**SUPPLIED MATERIAL:**
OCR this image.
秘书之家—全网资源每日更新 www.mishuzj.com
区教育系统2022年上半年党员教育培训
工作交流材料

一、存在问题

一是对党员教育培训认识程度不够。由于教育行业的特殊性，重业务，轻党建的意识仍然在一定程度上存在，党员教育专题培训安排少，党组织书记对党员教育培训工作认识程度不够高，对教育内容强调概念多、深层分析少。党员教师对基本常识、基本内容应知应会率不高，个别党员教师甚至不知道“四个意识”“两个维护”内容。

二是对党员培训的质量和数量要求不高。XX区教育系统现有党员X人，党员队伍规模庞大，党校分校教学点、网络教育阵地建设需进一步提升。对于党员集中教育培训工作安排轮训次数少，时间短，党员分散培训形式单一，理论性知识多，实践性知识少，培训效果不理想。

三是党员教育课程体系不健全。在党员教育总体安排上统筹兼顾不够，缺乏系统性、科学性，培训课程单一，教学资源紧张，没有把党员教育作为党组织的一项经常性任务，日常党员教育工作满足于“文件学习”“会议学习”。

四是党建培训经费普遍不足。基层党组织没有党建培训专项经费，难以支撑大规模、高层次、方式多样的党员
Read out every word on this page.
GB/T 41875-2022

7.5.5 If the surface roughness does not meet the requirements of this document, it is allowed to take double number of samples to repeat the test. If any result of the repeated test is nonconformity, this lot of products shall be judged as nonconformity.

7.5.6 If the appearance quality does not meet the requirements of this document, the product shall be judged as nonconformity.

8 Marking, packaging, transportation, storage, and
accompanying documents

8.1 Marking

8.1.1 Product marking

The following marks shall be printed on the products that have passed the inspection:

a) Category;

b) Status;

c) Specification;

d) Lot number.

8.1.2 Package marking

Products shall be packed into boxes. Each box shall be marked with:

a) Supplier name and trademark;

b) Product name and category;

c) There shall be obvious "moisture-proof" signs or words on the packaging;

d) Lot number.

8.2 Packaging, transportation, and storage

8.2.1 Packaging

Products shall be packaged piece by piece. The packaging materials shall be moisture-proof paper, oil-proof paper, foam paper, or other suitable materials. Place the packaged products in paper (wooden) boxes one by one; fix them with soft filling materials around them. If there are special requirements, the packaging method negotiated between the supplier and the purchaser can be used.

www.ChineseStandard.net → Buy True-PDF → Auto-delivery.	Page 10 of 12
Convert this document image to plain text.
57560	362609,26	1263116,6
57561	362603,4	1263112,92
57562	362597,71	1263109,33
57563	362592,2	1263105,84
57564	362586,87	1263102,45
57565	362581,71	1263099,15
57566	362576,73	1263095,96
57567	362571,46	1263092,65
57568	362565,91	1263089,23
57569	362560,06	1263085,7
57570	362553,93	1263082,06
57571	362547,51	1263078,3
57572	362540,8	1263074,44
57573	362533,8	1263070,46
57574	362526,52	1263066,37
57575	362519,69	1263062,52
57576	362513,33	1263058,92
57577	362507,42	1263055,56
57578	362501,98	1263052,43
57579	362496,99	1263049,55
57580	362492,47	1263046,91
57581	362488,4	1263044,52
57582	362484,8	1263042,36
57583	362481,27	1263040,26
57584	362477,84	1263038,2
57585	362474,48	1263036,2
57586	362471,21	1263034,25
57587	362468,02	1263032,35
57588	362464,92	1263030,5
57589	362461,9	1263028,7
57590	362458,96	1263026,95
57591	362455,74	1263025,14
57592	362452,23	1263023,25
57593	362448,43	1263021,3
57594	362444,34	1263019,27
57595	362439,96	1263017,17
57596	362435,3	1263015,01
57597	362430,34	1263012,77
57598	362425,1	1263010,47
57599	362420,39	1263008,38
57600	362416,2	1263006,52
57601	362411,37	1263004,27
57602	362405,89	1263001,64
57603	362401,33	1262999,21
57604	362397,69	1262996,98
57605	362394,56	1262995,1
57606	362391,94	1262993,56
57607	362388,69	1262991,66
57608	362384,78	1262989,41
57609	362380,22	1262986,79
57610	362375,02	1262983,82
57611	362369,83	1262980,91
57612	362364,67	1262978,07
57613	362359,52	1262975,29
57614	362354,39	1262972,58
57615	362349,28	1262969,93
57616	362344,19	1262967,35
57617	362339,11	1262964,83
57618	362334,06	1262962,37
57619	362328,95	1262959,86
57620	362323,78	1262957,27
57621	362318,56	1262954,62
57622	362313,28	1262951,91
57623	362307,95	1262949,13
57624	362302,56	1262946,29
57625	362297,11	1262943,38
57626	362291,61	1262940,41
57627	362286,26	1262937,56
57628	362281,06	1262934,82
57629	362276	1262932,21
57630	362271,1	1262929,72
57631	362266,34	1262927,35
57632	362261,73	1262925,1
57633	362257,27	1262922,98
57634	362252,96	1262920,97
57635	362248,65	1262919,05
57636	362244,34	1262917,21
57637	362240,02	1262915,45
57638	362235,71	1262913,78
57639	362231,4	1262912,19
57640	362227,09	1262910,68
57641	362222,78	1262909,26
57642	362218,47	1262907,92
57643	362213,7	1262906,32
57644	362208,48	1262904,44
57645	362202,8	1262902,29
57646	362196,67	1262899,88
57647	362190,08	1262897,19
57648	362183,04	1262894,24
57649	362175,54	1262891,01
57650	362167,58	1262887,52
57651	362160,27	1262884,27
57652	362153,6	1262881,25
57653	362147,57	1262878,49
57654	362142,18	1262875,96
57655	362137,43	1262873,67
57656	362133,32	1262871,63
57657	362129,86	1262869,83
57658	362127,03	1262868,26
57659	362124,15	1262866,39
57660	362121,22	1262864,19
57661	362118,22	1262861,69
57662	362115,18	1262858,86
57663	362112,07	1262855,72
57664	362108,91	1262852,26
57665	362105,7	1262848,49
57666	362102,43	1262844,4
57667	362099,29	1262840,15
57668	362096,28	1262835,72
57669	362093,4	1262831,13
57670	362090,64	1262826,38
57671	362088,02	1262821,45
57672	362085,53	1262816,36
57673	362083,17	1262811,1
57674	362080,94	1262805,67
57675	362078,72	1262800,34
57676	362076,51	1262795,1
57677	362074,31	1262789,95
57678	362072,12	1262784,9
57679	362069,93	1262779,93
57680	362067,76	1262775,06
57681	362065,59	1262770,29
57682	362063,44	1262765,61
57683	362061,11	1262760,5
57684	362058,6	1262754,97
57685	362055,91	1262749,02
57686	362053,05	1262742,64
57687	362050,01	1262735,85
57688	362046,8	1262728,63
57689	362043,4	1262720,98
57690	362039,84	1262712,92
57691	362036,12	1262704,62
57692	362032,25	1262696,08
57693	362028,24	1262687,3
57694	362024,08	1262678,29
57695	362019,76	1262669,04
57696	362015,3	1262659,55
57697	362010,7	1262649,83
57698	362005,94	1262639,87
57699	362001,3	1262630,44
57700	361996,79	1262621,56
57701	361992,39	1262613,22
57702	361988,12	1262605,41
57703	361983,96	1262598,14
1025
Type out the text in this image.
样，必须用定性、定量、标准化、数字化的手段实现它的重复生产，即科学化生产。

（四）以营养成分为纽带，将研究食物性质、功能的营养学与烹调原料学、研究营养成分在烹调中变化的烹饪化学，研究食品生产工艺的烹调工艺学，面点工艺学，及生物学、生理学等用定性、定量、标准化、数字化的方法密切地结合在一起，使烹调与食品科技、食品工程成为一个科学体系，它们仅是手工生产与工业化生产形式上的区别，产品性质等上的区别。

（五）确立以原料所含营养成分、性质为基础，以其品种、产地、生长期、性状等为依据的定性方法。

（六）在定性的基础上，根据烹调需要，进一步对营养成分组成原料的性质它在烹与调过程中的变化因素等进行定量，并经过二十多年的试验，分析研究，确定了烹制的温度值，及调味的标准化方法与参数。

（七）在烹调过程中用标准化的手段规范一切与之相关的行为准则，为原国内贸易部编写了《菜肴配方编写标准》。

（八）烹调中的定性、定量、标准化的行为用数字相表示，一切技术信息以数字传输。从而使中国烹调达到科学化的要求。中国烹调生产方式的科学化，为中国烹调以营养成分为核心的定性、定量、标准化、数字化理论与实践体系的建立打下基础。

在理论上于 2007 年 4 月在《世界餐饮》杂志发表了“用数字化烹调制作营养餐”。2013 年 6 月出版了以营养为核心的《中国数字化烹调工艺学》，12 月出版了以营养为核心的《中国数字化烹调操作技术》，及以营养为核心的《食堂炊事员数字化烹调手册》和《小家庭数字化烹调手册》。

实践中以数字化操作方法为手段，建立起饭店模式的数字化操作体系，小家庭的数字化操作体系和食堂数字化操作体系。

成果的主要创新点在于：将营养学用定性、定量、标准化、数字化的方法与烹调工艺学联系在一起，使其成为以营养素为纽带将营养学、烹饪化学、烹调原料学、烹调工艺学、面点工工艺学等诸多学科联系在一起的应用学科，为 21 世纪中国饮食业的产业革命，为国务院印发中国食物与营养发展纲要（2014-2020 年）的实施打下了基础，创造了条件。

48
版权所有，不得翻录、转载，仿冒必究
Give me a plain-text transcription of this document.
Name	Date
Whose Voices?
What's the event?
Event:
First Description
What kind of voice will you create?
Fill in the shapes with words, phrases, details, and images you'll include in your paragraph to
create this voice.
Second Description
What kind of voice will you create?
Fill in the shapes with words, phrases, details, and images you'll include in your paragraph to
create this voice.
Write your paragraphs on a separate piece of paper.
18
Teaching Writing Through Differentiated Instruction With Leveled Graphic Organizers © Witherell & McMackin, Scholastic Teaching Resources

**SHORT PROBLEM:** Filter the records for lines holding the string "paper". Copy each one.

**THE COMPLETED TASK:**
Products shall be packaged piece by piece. The packaging materials shall be moisture-proof paper, oil-proof paper, foam paper, or other suitable materials. Place the packaged products in paper (wooden) boxes one by one; fix them with soft filling materials around them. If there are special requirements, the packaging method negotiated between the supplier and the purchaser can be used.
Write your paragraphs on a separate piece of paper.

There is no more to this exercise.